(Extracted records)
####
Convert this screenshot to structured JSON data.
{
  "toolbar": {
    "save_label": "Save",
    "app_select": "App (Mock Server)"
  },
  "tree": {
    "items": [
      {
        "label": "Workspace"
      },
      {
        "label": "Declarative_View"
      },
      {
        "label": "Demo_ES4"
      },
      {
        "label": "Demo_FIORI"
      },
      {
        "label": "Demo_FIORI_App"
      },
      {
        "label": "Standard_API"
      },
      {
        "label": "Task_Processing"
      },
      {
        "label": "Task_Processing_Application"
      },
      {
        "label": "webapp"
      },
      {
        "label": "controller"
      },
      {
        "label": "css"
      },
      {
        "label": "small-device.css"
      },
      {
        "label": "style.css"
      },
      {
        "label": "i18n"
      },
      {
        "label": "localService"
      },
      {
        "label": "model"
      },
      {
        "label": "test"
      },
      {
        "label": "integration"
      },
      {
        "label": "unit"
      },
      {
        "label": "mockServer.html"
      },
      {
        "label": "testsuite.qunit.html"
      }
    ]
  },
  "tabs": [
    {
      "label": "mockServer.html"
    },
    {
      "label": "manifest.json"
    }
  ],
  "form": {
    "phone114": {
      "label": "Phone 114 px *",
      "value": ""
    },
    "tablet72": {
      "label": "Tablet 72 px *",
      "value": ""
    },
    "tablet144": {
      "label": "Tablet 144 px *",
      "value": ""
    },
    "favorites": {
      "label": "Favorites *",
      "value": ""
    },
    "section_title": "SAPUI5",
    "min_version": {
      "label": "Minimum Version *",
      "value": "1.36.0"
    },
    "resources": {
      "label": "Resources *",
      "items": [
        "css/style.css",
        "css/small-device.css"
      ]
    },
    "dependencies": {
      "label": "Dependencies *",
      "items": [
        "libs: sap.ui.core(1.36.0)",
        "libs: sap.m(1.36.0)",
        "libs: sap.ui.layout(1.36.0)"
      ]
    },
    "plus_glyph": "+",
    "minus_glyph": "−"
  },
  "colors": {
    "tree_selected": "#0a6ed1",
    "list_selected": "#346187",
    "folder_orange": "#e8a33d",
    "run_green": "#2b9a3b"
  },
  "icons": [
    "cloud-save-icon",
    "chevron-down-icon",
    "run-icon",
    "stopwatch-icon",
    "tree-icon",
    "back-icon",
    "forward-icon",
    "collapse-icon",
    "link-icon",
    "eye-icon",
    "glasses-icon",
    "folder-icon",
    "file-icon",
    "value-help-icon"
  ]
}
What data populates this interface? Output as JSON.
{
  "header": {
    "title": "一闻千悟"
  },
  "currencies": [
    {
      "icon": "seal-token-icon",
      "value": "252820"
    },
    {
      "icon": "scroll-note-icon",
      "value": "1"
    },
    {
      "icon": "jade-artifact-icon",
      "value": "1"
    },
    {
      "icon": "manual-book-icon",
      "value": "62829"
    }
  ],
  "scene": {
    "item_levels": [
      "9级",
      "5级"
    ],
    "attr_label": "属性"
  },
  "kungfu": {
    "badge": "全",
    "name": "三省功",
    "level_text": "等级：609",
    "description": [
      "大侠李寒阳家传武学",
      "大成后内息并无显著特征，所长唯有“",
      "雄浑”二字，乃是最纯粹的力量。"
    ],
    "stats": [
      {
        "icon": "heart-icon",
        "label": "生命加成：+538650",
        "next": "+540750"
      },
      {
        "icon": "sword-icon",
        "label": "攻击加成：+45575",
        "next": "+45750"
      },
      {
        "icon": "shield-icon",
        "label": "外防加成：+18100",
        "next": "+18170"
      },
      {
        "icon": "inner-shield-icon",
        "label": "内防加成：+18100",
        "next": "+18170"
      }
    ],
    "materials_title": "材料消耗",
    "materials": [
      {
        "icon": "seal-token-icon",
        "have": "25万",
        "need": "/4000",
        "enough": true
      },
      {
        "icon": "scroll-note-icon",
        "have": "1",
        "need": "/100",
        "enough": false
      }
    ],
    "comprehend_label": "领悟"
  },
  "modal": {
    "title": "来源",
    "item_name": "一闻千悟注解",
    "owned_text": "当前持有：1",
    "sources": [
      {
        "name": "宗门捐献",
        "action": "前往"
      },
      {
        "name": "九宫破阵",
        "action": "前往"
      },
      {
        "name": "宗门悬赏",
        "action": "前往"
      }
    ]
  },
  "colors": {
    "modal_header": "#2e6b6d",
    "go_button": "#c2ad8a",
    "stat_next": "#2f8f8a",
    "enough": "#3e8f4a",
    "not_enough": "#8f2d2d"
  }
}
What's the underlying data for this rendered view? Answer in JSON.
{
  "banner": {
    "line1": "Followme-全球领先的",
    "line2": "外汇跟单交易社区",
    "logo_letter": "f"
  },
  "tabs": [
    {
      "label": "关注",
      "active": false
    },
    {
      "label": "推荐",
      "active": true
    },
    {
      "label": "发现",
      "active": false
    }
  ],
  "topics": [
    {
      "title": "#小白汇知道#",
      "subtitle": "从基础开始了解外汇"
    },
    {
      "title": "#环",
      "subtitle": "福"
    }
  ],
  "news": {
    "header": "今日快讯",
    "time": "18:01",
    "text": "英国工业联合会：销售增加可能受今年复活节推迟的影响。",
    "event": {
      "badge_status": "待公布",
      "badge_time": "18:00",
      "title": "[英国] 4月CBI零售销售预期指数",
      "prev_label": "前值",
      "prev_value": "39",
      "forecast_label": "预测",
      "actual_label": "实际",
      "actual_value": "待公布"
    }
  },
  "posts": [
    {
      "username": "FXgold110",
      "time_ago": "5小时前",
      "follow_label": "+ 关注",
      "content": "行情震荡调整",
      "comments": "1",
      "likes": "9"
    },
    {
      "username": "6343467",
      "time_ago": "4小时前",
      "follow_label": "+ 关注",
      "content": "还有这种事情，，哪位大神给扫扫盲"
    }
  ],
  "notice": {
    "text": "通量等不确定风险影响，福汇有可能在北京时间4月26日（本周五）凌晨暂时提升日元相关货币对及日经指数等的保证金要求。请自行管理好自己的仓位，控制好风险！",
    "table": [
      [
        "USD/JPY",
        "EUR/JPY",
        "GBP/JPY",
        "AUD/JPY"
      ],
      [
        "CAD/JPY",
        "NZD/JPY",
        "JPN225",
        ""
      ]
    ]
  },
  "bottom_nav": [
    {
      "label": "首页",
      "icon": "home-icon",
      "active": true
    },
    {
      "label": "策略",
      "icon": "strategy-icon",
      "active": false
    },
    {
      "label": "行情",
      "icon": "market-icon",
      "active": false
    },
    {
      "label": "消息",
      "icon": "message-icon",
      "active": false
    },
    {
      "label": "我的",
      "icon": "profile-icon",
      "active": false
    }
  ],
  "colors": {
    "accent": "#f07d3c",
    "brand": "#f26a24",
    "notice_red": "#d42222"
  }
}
####
What the task asks: Transcribe all of the lines in the records precisely.

Result for this task:
Convert this screenshot to structured JSON data.
{
  "toolbar": {
    "save_label": "Save",
    "app_select": "App (Mock Server)"
  },
  "tree": {
    "items": [
      {
        "label": "Workspace"
      },
      {
        "label": "Declarative_View"
      },
      {
        "label": "Demo_ES4"
      },
      {
        "label": "Demo_FIORI"
      },
      {
        "label": "Demo_FIORI_App"
      },
      {
        "label": "Standard_API"
      },
      {
        "label": "Task_Processing"
      },
      {
        "label": "Task_Processing_Application"
      },
      {
        "label": "webapp"
      },
      {
        "label": "controller"
      },
      {
        "label": "css"
      },
      {
        "label": "small-device.css"
      },
      {
        "label": "style.css"
      },
      {
        "label": "i18n"
      },
      {
        "label": "localService"
      },
      {
        "label": "model"
      },
      {
        "label": "test"
      },
      {
        "label": "integration"
      },
      {
        "label": "unit"
      },
      {
        "label": "mockServer.html"
      },
      {
        "label": "testsuite.qunit.html"
      }
    ]
  },
  "tabs": [
    {
      "label": "mockServer.html"
    },
    {
      "label": "manifest.json"
    }
  ],
  "form": {
    "phone114": {
      "label": "Phone 114 px *",
      "value": ""
    },
    "tablet72": {
      "label": "Tablet 72 px *",
      "value": ""
    },
    "tablet144": {
      "label": "Tablet 144 px *",
      "value": ""
    },
    "favorites": {
      "label": "Favorites *",
      "value": ""
    },
    "section_title": "SAPUI5",
    "min_version": {
      "label": "Minimum Version *",
      "value": "1.36.0"
    },
    "resources": {
      "label": "Resources *",
      "items": [
        "css/style.css",
        "css/small-device.css"
      ]
    },
    "dependencies": {
      "label": "Dependencies *",
      "items": [
        "libs: sap.ui.core(1.36.0)",
        "libs: sap.m(1.36.0)",
        "libs: sap.ui.layout(1.36.0)"
      ]
    },
    "plus_glyph": "+",
    "minus_glyph": "−"
  },
  "colors": {
    "tree_selected": "#0a6ed1",
    "list_selected": "#346187",
    "folder_orange": "#e8a33d",
    "run_green": "#2b9a3b"
  },
  "icons": [
    "cloud-save-icon",
    "chevron-down-icon",
    "run-icon",
    "stopwatch-icon",
    "tree-icon",
    "back-icon",
    "forward-icon",
    "collapse-icon",
    "link-icon",
    "eye-icon",
    "glasses-icon",
    "folder-icon",
    "file-icon",
    "value-help-icon"
  ]
}
What data populates this interface? Output as JSON.
{
  "header": {
    "title": "一闻千悟"
  },
  "currencies": [
    {
      "icon": "seal-token-icon",
      "value": "252820"
    },
    {
      "icon": "scroll-note-icon",
      "value": "1"
    },
    {
      "icon": "jade-artifact-icon",
      "value": "1"
    },
    {
      "icon": "manual-book-icon",
      "value": "62829"
    }
  ],
  "scene": {
    "item_levels": [
      "9级",
      "5级"
    ],
    "attr_label": "属性"
  },
  "kungfu": {
    "badge": "全",
    "name": "三省功",
    "level_text": "等级：609",
    "description": [
      "大侠李寒阳家传武学",
      "大成后内息并无显著特征，所长唯有“",
      "雄浑”二字，乃是最纯粹的力量。"
    ],
    "stats": [
      {
        "icon": "heart-icon",
        "label": "生命加成：+538650",
        "next": "+540750"
      },
      {
        "icon": "sword-icon",
        "label": "攻击加成：+45575",
        "next": "+45750"
      },
      {
        "icon": "shield-icon",
        "label": "外防加成：+18100",
        "next": "+18170"
      },
      {
        "icon": "inner-shield-icon",
        "label": "内防加成：+18100",
        "next": "+18170"
      }
    ],
    "materials_title": "材料消耗",
    "materials": [
      {
        "icon": "seal-token-icon",
        "have": "25万",
        "need": "/4000",
        "enough": true
      },
      {
        "icon": "scroll-note-icon",
        "have": "1",
        "need": "/100",
        "enough": false
      }
    ],
    "comprehend_label": "领悟"
  },
  "modal": {
    "title": "来源",
    "item_name": "一闻千悟注解",
    "owned_text": "当前持有：1",
    "sources": [
      {
        "name": "宗门捐献",
        "action": "前往"
      },
      {
        "name": "九宫破阵",
        "action": "前往"
      },
      {
        "name": "宗门悬赏",
        "action": "前往"
      }
    ]
  },
  "colors": {
    "modal_header": "#2e6b6d",
    "go_button": "#c2ad8a",
    "stat_next": "#2f8f8a",
    "enough": "#3e8f4a",
    "not_enough": "#8f2d2d"
  }
}
What's the underlying data for this rendered view? Answer in JSON.
{
  "banner": {
    "line1": "Followme-全球领先的",
    "line2": "外汇跟单交易社区",
    "logo_letter": "f"
  },
  "tabs": [
    {
      "label": "关注",
      "active": false
    },
    {
      "label": "推荐",
      "active": true
    },
    {
      "label": "发现",
      "active": false
    }
  ],
  "topics": [
    {
      "title": "#小白汇知道#",
      "subtitle": "从基础开始了解外汇"
    },
    {
      "title": "#环",
      "subtitle": "福"
    }
  ],
  "news": {
    "header": "今日快讯",
    "time": "18:01",
    "text": "英国工业联合会：销售增加可能受今年复活节推迟的影响。",
    "event": {
      "badge_status": "待公布",
      "badge_time": "18:00",
      "title": "[英国] 4月CBI零售销售预期指数",
      "prev_label": "前值",
      "prev_value": "39",
      "forecast_label": "预测",
      "actual_label": "实际",
      "actual_value": "待公布"
    }
  },
  "posts": [
    {
      "username": "FXgold110",
      "time_ago": "5小时前",
      "follow_label": "+ 关注",
      "content": "行情震荡调整",
      "comments": "1",
      "likes": "9"
    },
    {
      "username": "6343467",
      "time_ago": "4小时前",
      "follow_label": "+ 关注",
      "content": "还有这种事情，，哪位大神给扫扫盲"
    }
  ],
  "notice": {
    "text": "通量等不确定风险影响，福汇有可能在北京时间4月26日（本周五）凌晨暂时提升日元相关货币对及日经指数等的保证金要求。请自行管理好自己的仓位，控制好风险！",
    "table": [
      [
        "USD/JPY",
        "EUR/JPY",
        "GBP/JPY",
        "AUD/JPY"
      ],
      [
        "CAD/JPY",
        "NZD/JPY",
        "JPN225",
        ""
      ]
    ]
  },
  "bottom_nav": [
    {
      "label": "首页",
      "icon": "home-icon",
      "active": true
    },
    {
      "label": "策略",
      "icon": "strategy-icon",
      "active": false
    },
    {
      "label": "行情",
      "icon": "market-icon",
      "active": false
    },
    {
      "label": "消息",
      "icon": "message-icon",
      "active": false
    },
    {
      "label": "我的",
      "icon": "profile-icon",
      "active": false
    }
  ],
  "colors": {
    "accent": "#f07d3c",
    "brand": "#f26a24",
    "notice_red": "#d42222"
  }
}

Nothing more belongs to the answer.